TASK A> Show each line of the listing that contains the string "account". Case counts.

SELECTED PASSAGE>
Start
LAMMPS BLAS Benchmark

Dear LAMMPS Users,

We are currently looking at the proportion of time that LAMMPS spends in BLAS, and are looking for some advice about which benchmark to use.

Ideally, we are looking for a benchmark that fits the following criteria:

  • Makes heavy use of BLAS+LAPACK.
  • Scales well to a high number of nodes.
  • A benchmark that is representative of the work done by the LAMMPS community, and ideally what they will want to do in future years on the largest scale supercomputers.

We have seen that the packages awpmd and atc directly use BLAS, are these commonly used by the community? Do these packages have to be enabled in order to use BLAS?

Any feedback, or advise on this would be graciously received.

Cheers,

Harry Waugh

High-Performance Computing PhD Student
University of Bristol

Dear LAMMPS Users,

We are currently looking at the proportion of time that LAMMPS spends in BLAS, and are looking for some advice about which benchmark to use.

sorry, but that number is in practice zero with a few exceptions.

Ideally, we are looking for a benchmark that fits the following criteria:

  • Makes heavy use of BLAS+LAPACK.
  • Scales well to a high number of nodes.
  • A benchmark that is representative of the work done by the LAMMPS community, and ideally what they will want to do in future years on the largest scale supercomputers.

We have seen that the packages awpmd and atc directly use BLAS, are these commonly used by the community?

no. and i doubt that the BLAS functions are time critical.

there are other packages that use some BLAS functions, LATTE or USER-PLUMED, but only the former (as a tight-binding code) is likely to make significant use of linear algebra, but i don’t think you can use it in LAMMPS with more than 1 MPI ranks currently.

the most time consuming steps in typical LAMMPS calculations are the computation of the non-bonded forces, the assembly of the neighbor lists and if used, the 3d FFT step during PPPM long-range coulomb. This is particularly problematic for large numbers of MPI ranks, as it can only be distributed in 2d (FFTs require continuous data in 1d) and requires a transpose with all-to-all communication to switch between dimensions. so for this part, the fraction of communication can quickly become dominant, not the computation.

Do these packages have to be enabled in order to use BLAS?

yes.

axel.
End
EXERCISE MATERIALS>
Start
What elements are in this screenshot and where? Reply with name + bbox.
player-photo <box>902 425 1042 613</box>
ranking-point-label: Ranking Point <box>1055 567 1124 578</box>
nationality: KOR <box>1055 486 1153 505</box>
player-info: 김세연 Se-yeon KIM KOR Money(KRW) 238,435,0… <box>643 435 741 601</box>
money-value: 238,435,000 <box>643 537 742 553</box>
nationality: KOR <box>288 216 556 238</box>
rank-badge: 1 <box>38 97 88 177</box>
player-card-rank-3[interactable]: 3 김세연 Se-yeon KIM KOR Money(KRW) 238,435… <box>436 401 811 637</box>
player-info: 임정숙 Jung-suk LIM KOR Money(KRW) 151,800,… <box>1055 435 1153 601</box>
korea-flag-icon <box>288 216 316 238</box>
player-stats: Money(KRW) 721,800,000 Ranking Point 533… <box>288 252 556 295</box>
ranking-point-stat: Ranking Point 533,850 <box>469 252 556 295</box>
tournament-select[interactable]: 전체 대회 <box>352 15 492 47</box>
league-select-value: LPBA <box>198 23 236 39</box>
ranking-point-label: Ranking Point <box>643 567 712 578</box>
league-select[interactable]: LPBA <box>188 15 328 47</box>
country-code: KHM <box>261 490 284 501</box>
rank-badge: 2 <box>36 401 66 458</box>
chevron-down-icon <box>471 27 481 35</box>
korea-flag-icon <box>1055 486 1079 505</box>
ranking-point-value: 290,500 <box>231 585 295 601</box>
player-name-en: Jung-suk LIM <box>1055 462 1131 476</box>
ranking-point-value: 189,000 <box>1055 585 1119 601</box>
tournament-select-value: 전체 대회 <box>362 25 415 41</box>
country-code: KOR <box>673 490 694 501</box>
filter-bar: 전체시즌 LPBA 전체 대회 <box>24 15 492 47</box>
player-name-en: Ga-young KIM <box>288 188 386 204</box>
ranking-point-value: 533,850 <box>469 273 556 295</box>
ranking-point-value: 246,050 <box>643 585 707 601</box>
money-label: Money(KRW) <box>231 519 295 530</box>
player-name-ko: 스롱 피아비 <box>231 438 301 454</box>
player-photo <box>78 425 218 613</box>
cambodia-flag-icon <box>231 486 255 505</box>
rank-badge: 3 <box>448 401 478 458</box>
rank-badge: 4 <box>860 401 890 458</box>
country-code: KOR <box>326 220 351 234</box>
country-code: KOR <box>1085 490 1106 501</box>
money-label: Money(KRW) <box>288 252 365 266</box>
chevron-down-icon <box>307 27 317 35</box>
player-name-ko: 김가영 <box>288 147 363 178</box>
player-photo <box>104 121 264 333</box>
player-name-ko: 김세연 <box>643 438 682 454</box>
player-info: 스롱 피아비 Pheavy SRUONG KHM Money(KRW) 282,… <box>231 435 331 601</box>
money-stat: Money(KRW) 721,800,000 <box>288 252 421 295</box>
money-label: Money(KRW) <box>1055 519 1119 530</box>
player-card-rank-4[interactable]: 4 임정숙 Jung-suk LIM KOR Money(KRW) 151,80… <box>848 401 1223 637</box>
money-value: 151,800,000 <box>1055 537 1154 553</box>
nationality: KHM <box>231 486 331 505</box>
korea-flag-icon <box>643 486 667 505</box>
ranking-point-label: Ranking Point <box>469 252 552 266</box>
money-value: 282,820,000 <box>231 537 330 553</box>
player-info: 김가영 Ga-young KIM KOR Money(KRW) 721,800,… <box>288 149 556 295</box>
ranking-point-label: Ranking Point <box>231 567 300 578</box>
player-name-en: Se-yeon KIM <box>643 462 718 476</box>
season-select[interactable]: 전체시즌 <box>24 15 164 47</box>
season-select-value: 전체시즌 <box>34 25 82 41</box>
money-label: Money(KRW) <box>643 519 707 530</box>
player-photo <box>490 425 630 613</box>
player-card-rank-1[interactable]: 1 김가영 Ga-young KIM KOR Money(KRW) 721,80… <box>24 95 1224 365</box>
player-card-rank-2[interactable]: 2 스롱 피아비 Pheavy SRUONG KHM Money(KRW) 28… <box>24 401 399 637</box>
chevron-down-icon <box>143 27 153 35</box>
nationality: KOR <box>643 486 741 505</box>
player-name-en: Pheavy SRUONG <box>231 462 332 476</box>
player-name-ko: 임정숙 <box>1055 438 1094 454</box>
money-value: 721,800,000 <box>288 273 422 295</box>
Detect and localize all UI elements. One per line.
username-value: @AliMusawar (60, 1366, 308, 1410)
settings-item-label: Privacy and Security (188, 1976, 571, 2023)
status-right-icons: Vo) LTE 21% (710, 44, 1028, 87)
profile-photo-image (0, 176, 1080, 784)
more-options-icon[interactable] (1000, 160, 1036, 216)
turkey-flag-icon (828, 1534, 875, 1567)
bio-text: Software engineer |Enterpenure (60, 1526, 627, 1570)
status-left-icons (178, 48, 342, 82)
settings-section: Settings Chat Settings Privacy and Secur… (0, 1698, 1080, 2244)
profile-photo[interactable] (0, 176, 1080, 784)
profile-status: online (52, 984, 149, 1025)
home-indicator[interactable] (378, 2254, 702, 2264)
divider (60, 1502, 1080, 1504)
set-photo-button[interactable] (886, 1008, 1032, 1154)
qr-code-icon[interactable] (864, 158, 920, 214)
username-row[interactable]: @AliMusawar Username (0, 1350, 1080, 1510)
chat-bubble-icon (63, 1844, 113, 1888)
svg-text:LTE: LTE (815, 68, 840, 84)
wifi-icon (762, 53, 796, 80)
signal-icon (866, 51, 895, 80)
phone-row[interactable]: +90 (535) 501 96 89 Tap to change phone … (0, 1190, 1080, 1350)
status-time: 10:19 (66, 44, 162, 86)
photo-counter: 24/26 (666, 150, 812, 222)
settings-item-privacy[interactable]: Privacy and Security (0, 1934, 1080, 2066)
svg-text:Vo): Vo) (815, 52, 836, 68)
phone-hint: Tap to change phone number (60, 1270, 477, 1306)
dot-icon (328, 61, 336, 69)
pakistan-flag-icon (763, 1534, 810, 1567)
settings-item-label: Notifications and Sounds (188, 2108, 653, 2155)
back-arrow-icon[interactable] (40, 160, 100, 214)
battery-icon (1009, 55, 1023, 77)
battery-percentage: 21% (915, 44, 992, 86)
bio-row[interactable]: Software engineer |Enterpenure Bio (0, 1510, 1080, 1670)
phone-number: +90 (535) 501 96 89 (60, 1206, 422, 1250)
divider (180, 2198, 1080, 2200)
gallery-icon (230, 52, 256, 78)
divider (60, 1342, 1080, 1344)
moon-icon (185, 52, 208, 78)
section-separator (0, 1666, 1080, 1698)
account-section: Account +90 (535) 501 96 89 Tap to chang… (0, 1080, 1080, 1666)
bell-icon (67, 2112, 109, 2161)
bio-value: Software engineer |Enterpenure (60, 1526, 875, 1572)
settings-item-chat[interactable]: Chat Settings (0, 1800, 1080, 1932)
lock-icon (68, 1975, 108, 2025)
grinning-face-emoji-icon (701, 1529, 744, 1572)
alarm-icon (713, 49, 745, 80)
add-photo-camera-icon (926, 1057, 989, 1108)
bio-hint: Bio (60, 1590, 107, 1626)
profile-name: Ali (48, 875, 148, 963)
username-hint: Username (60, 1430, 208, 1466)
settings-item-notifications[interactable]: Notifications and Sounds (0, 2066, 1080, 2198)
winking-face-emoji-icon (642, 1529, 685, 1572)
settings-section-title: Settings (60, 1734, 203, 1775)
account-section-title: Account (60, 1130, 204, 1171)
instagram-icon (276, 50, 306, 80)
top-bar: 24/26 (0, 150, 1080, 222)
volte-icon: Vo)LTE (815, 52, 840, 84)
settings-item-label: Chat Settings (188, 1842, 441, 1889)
End
TASK B> For each statement, answer yes or no on whether it agrees with the LAMMPS BLAS Benchmark thread, and quote the words of the thread that decide it. (i) The reply says the 3d FFT step can be distributed in three dimensions. (ii) The reply names LATTE and USER-PLUMED as other packages that use some BLAS functions. (iii) The reply says the awpmd and atc packages are commonly used by the community.

FULL RESPONSE A>
account-section: Account +90 (535) 501 96 89 Tap to chang… (0, 1080, 1080, 1666)
account-section-title: Account (60, 1130, 204, 1171)

FULL RESPONSE B>
(i) No: "it can only be distributed in 2d"
(ii) Yes: "there are other packages that use some BLAS functions, LATTE or USER-PLUMED"
(iii) No: "no. and i doubt that the BLAS functions are time critical."